→ EXERCISE REQUIREMENTS:
For the entries below, how many lines include the word "arrow"? Give the figure and nothing more.
------ INPUT MATERIAL
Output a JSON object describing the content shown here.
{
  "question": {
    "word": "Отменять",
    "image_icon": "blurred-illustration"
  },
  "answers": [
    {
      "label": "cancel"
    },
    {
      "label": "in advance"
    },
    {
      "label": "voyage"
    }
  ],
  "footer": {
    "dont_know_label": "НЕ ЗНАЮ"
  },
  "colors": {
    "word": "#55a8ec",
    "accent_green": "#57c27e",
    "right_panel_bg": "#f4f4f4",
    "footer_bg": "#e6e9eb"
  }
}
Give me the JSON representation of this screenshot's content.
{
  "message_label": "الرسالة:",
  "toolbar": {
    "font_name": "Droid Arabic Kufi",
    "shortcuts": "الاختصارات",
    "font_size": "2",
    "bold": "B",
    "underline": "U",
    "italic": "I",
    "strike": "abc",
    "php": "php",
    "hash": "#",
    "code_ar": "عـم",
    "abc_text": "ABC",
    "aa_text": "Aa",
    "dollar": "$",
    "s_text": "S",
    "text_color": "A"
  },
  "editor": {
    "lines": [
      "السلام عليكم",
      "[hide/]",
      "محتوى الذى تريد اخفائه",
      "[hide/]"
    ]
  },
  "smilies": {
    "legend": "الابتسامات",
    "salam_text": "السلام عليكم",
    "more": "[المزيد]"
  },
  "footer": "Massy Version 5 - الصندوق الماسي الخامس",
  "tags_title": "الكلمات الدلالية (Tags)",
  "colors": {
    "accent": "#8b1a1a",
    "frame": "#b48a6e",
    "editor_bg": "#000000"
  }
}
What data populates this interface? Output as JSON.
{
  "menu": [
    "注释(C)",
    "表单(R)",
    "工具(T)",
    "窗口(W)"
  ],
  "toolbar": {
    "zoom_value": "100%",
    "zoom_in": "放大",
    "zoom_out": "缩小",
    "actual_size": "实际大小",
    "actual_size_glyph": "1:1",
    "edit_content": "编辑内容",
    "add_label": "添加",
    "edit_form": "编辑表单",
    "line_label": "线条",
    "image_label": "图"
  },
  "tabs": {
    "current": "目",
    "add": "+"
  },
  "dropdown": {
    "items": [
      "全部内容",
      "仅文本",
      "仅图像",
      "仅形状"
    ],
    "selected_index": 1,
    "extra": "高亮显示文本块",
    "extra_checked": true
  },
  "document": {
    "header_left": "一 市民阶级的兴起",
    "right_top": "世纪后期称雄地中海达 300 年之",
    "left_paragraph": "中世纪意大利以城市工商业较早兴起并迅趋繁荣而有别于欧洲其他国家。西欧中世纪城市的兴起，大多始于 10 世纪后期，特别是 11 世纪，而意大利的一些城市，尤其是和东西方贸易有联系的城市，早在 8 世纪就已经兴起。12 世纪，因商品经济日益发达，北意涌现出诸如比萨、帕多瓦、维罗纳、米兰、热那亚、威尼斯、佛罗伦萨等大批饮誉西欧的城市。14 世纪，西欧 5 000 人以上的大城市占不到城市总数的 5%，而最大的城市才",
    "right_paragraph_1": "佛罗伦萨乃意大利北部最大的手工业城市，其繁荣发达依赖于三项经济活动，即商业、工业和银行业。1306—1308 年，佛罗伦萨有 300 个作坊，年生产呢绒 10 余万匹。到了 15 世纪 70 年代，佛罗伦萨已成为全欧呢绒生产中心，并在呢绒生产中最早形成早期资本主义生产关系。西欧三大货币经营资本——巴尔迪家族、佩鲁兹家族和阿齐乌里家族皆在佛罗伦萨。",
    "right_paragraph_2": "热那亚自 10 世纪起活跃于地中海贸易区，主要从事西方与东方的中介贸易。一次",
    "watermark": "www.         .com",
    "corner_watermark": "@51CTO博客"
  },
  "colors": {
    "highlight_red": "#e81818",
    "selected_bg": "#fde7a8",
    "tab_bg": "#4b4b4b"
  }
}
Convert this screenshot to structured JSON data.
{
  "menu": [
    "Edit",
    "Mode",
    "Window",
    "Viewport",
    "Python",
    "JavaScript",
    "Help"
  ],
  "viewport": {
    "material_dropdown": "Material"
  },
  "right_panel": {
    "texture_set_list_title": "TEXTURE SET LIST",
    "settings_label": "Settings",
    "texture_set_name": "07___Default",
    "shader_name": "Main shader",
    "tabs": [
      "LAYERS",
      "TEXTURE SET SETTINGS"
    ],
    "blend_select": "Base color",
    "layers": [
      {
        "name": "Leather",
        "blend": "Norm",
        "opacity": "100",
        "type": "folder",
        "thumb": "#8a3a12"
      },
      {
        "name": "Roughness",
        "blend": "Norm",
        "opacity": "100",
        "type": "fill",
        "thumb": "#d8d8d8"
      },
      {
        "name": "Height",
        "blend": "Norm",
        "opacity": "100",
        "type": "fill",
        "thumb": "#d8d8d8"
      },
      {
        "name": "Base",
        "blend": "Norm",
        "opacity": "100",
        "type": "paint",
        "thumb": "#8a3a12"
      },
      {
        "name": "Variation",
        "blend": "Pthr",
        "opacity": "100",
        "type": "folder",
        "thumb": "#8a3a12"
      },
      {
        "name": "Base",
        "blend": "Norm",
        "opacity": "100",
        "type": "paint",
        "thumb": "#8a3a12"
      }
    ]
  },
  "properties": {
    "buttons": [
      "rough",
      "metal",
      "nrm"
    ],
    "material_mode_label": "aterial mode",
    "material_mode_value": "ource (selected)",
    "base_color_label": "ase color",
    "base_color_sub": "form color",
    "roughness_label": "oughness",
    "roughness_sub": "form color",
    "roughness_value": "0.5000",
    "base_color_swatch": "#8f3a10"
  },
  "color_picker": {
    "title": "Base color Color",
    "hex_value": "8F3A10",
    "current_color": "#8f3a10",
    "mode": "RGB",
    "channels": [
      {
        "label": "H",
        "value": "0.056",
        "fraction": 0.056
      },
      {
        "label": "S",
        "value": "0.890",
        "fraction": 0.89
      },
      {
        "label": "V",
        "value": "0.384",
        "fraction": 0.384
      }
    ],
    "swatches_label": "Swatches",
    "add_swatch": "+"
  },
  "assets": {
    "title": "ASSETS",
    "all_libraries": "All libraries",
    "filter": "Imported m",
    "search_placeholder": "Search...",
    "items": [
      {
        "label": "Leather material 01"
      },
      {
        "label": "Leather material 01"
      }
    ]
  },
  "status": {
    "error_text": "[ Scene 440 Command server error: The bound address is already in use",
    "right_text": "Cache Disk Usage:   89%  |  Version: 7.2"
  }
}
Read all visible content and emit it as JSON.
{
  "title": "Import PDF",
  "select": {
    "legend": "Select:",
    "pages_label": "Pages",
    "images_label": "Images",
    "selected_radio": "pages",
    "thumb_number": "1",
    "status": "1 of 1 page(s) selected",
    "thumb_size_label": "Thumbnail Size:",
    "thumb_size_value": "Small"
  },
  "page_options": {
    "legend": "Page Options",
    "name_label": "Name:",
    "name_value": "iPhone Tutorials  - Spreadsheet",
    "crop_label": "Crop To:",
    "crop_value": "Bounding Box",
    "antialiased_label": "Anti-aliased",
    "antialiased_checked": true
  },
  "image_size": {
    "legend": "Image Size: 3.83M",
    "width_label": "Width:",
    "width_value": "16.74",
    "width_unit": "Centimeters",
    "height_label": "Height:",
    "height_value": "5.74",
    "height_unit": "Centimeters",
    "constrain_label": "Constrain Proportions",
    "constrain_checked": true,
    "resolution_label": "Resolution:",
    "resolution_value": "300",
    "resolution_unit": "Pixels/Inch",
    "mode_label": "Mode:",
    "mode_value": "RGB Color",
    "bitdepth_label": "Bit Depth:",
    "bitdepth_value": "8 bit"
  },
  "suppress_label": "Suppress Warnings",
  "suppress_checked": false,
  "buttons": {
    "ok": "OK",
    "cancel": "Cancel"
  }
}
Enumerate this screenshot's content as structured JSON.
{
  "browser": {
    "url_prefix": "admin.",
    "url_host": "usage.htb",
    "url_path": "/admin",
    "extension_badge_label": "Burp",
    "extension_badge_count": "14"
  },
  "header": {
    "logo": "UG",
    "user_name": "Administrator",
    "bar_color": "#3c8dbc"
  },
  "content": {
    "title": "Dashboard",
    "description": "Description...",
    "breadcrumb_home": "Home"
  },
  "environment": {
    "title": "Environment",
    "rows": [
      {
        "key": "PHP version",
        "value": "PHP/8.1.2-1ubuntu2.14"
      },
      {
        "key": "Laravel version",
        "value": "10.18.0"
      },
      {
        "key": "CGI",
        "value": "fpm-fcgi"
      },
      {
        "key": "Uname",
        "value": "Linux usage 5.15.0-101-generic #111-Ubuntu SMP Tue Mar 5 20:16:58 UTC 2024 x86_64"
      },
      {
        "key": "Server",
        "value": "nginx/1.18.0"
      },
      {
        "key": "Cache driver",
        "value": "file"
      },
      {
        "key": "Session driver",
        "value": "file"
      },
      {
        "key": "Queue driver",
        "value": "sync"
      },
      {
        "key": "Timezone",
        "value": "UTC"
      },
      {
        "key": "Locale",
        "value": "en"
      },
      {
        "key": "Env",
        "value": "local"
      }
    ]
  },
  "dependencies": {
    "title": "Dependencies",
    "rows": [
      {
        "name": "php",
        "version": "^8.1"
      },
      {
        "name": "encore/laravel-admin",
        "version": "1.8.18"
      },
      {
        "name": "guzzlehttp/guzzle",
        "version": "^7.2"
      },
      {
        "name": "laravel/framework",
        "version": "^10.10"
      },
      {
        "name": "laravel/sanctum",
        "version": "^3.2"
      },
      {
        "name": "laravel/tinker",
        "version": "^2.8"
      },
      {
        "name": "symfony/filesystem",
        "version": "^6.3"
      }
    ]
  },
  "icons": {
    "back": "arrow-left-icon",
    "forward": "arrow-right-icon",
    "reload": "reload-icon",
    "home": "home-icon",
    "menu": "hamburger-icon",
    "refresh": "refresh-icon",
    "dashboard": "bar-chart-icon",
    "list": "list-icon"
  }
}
------------
→ EXERCISE ANSWER:
2